==== DATASET RECORDS ====

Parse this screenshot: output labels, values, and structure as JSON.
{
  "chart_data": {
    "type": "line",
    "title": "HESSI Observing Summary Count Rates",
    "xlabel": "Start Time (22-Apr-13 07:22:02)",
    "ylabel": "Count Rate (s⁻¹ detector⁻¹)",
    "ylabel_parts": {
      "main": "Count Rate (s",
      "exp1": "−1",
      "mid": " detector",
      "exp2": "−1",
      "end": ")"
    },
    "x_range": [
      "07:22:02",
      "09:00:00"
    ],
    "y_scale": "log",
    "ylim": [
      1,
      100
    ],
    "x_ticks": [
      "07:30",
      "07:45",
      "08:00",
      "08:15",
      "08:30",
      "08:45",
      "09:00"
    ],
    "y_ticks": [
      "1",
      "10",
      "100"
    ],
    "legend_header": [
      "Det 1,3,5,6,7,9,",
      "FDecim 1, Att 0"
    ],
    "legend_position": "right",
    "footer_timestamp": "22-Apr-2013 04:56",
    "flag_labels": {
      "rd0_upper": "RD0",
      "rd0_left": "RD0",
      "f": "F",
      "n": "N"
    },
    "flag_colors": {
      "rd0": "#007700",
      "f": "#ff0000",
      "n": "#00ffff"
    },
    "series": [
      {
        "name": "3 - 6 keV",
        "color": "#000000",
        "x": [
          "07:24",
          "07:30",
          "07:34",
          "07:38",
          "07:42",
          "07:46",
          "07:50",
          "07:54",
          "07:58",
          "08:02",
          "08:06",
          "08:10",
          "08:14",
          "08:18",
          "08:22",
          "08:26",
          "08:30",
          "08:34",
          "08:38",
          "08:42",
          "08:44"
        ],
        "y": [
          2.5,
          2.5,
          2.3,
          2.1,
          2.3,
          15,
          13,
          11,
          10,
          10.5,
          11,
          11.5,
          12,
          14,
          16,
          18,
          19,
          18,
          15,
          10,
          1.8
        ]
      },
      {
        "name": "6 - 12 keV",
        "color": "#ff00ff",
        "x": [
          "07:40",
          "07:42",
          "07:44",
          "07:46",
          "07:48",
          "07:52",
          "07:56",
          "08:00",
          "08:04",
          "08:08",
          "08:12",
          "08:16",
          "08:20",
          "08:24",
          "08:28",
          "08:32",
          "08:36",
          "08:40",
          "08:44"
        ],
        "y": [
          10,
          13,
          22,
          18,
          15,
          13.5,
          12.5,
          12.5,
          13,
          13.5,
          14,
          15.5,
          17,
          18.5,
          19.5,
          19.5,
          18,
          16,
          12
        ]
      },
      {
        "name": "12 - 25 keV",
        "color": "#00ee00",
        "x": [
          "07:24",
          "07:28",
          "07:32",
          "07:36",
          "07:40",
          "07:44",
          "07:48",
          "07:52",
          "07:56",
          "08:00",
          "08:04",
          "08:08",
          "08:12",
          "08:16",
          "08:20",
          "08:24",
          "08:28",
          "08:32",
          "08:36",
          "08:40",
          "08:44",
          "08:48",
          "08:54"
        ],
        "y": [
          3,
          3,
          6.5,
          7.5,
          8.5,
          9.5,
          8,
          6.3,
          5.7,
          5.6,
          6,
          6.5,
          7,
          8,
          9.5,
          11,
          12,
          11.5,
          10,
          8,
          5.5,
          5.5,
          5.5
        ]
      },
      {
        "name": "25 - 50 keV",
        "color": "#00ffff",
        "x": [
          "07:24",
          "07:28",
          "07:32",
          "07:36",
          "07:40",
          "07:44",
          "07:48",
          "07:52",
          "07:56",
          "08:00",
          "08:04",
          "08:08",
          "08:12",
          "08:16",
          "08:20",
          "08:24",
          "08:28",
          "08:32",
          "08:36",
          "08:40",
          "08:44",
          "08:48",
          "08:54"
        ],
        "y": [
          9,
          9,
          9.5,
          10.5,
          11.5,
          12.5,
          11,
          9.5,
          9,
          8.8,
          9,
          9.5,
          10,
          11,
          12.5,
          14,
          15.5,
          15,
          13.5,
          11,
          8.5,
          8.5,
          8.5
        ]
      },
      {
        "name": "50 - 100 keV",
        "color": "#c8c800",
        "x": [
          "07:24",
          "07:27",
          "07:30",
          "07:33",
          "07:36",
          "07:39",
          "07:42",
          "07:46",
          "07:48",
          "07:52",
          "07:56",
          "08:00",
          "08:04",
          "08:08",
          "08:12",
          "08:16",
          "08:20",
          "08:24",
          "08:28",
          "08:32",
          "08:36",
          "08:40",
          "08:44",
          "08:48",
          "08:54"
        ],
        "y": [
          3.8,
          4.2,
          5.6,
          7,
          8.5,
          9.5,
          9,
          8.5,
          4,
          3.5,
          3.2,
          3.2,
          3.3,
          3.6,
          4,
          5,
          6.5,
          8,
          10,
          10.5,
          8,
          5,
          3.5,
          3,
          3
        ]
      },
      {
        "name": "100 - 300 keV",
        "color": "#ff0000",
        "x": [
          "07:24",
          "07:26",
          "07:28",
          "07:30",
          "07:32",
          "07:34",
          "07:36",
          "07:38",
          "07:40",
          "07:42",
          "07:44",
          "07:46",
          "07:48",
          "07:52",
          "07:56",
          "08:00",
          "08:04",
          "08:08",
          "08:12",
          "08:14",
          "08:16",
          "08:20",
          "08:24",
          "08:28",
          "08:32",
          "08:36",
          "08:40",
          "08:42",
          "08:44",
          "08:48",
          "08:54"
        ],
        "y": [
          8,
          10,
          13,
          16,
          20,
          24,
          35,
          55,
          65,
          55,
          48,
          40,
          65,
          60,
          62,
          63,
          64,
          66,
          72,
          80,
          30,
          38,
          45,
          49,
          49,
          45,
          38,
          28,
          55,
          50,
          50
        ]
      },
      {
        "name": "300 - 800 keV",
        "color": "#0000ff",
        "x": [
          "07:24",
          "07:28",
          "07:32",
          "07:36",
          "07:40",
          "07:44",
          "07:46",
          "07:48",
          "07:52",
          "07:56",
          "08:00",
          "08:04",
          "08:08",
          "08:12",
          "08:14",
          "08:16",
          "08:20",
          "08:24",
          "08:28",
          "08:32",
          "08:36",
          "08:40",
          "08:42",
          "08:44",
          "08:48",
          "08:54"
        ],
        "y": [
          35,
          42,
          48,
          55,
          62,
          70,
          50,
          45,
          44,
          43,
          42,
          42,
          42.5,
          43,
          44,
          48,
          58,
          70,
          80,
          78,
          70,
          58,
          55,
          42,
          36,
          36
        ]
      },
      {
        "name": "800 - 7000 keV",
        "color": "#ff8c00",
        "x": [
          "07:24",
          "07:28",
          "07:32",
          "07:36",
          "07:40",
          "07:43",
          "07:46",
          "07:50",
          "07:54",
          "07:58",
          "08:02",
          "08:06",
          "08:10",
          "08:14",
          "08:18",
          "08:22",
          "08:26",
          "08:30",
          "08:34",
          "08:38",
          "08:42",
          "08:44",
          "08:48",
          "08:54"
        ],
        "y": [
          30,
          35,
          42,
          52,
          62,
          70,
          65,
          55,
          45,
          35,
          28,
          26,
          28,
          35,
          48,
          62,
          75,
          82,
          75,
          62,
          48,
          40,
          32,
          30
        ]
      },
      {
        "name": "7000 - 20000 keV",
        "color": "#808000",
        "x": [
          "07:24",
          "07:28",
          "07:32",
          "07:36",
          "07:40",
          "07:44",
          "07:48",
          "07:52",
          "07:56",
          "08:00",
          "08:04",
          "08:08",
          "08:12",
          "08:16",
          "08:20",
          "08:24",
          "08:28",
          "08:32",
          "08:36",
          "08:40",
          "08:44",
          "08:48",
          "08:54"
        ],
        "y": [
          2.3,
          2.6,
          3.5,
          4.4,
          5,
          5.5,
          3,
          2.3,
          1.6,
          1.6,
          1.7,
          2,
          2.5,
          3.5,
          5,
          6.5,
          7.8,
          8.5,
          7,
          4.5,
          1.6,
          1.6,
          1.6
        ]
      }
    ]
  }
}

====
==== DATASET RECORDS ====

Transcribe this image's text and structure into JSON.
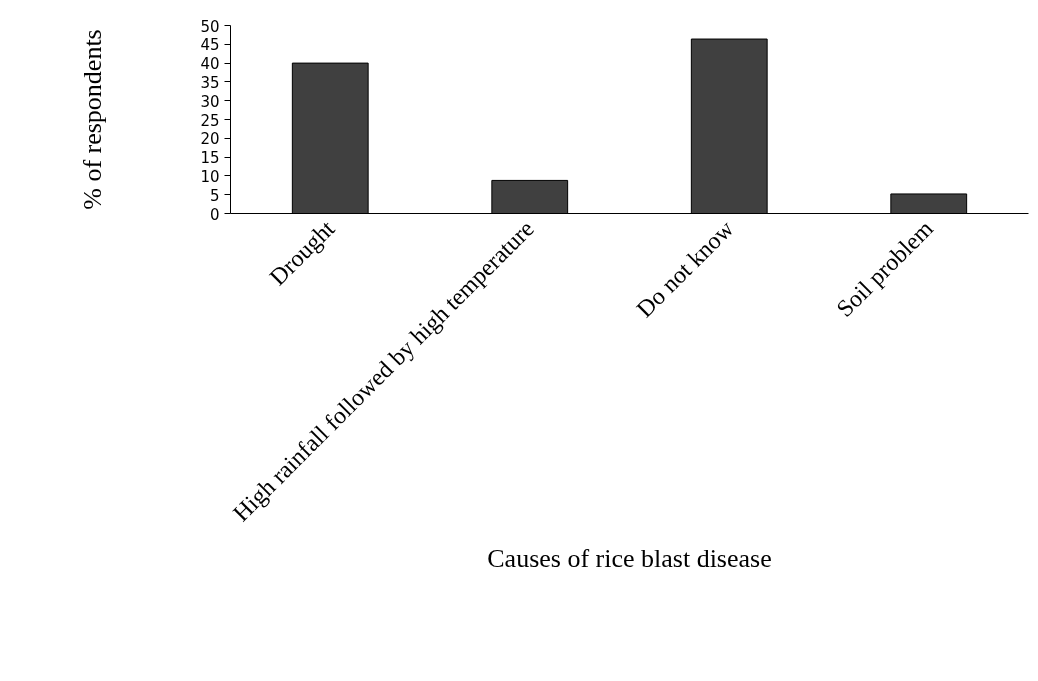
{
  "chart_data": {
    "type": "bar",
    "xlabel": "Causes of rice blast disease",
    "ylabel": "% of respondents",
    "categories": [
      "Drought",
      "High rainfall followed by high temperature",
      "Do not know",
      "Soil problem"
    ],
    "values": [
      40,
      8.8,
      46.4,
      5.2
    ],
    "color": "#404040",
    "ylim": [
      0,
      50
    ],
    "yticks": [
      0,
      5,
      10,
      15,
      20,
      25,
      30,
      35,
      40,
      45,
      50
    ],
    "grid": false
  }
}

====

INSTRUCTIONS FOR THE TASK -
Tally the lines of the records holding the word "name", then give only the resulting number.

COMPLETE RESPONSE -
9